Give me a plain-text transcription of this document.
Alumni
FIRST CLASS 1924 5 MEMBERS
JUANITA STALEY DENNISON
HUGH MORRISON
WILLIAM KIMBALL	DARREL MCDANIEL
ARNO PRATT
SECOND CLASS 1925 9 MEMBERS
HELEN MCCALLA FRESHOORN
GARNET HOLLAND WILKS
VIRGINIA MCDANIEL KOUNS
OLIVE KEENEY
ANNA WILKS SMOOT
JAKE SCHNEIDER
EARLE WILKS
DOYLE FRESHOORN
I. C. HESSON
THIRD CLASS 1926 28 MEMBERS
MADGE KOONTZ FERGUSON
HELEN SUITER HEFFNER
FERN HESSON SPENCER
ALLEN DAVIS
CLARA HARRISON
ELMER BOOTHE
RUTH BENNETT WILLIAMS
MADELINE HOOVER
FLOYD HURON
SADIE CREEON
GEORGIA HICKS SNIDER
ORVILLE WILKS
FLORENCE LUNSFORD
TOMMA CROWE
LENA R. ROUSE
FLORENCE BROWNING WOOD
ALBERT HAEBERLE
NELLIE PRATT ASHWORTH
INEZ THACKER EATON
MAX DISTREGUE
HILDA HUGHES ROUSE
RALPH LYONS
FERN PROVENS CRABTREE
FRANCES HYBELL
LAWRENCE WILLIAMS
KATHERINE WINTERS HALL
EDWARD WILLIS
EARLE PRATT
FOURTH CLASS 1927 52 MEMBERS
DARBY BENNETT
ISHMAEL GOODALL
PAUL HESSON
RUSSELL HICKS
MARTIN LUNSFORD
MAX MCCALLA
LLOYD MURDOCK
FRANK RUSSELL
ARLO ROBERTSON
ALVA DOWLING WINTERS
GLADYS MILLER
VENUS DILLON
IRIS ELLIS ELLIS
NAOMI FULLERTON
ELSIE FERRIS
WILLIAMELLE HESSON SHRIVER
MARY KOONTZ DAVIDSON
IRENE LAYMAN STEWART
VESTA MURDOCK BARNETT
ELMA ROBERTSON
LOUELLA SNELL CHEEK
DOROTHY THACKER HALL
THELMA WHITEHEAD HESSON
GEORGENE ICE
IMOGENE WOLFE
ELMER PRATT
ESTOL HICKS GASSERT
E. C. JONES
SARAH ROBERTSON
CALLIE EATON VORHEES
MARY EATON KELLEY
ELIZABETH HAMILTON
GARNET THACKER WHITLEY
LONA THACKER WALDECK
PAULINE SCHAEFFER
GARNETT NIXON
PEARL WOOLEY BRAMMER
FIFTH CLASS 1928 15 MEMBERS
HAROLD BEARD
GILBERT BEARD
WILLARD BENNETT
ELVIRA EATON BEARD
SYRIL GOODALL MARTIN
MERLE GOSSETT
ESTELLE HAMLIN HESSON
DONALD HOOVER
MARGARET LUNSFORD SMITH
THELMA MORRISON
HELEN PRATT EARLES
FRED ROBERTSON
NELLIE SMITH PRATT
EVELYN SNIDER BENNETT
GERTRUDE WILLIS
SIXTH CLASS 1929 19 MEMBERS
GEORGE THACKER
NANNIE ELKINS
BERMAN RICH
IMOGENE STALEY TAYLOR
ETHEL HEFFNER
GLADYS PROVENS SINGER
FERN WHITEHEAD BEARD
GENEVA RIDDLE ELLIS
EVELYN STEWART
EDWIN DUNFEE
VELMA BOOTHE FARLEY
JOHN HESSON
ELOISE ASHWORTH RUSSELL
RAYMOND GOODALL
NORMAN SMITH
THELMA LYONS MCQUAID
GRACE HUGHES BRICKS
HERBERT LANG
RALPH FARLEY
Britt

## What to do
Take the lines above and retype all of them exactly.

## Written response
Give me a plain-text transcription of this document.
Alumni
FIRST CLASS 1924 5 MEMBERS
JUANITA STALEY DENNISON
HUGH MORRISON
WILLIAM KIMBALL	DARREL MCDANIEL
ARNO PRATT
SECOND CLASS 1925 9 MEMBERS
HELEN MCCALLA FRESHOORN
GARNET HOLLAND WILKS
VIRGINIA MCDANIEL KOUNS
OLIVE KEENEY
ANNA WILKS SMOOT
JAKE SCHNEIDER
EARLE WILKS
DOYLE FRESHOORN
I. C. HESSON
THIRD CLASS 1926 28 MEMBERS
MADGE KOONTZ FERGUSON
HELEN SUITER HEFFNER
FERN HESSON SPENCER
ALLEN DAVIS
CLARA HARRISON
ELMER BOOTHE
RUTH BENNETT WILLIAMS
MADELINE HOOVER
FLOYD HURON
SADIE CREEON
GEORGIA HICKS SNIDER
ORVILLE WILKS
FLORENCE LUNSFORD
TOMMA CROWE
LENA R. ROUSE
FLORENCE BROWNING WOOD
ALBERT HAEBERLE
NELLIE PRATT ASHWORTH
INEZ THACKER EATON
MAX DISTREGUE
HILDA HUGHES ROUSE
RALPH LYONS
FERN PROVENS CRABTREE
FRANCES HYBELL
LAWRENCE WILLIAMS
KATHERINE WINTERS HALL
EDWARD WILLIS
EARLE PRATT
FOURTH CLASS 1927 52 MEMBERS
DARBY BENNETT
ISHMAEL GOODALL
PAUL HESSON
RUSSELL HICKS
MARTIN LUNSFORD
MAX MCCALLA
LLOYD MURDOCK
FRANK RUSSELL
ARLO ROBERTSON
ALVA DOWLING WINTERS
GLADYS MILLER
VENUS DILLON
IRIS ELLIS ELLIS
NAOMI FULLERTON
ELSIE FERRIS
WILLIAMELLE HESSON SHRIVER
MARY KOONTZ DAVIDSON
IRENE LAYMAN STEWART
VESTA MURDOCK BARNETT
ELMA ROBERTSON
LOUELLA SNELL CHEEK
DOROTHY THACKER HALL
THELMA WHITEHEAD HESSON
GEORGENE ICE
IMOGENE WOLFE
ELMER PRATT
ESTOL HICKS GASSERT
E. C. JONES
SARAH ROBERTSON
CALLIE EATON VORHEES
MARY EATON KELLEY
ELIZABETH HAMILTON
GARNET THACKER WHITLEY
LONA THACKER WALDECK
PAULINE SCHAEFFER
GARNETT NIXON
PEARL WOOLEY BRAMMER
FIFTH CLASS 1928 15 MEMBERS
HAROLD BEARD
GILBERT BEARD
WILLARD BENNETT
ELVIRA EATON BEARD
SYRIL GOODALL MARTIN
MERLE GOSSETT
ESTELLE HAMLIN HESSON
DONALD HOOVER
MARGARET LUNSFORD SMITH
THELMA MORRISON
HELEN PRATT EARLES
FRED ROBERTSON
NELLIE SMITH PRATT
EVELYN SNIDER BENNETT
GERTRUDE WILLIS
SIXTH CLASS 1929 19 MEMBERS
GEORGE THACKER
NANNIE ELKINS
BERMAN RICH
IMOGENE STALEY TAYLOR
ETHEL HEFFNER
GLADYS PROVENS SINGER
FERN WHITEHEAD BEARD
GENEVA RIDDLE ELLIS
EVELYN STEWART
EDWIN DUNFEE
VELMA BOOTHE FARLEY
JOHN HESSON
ELOISE ASHWORTH RUSSELL
RAYMOND GOODALL
NORMAN SMITH
THELMA LYONS MCQUAID
GRACE HUGHES BRICKS
HERBERT LANG
RALPH FARLEY
Britt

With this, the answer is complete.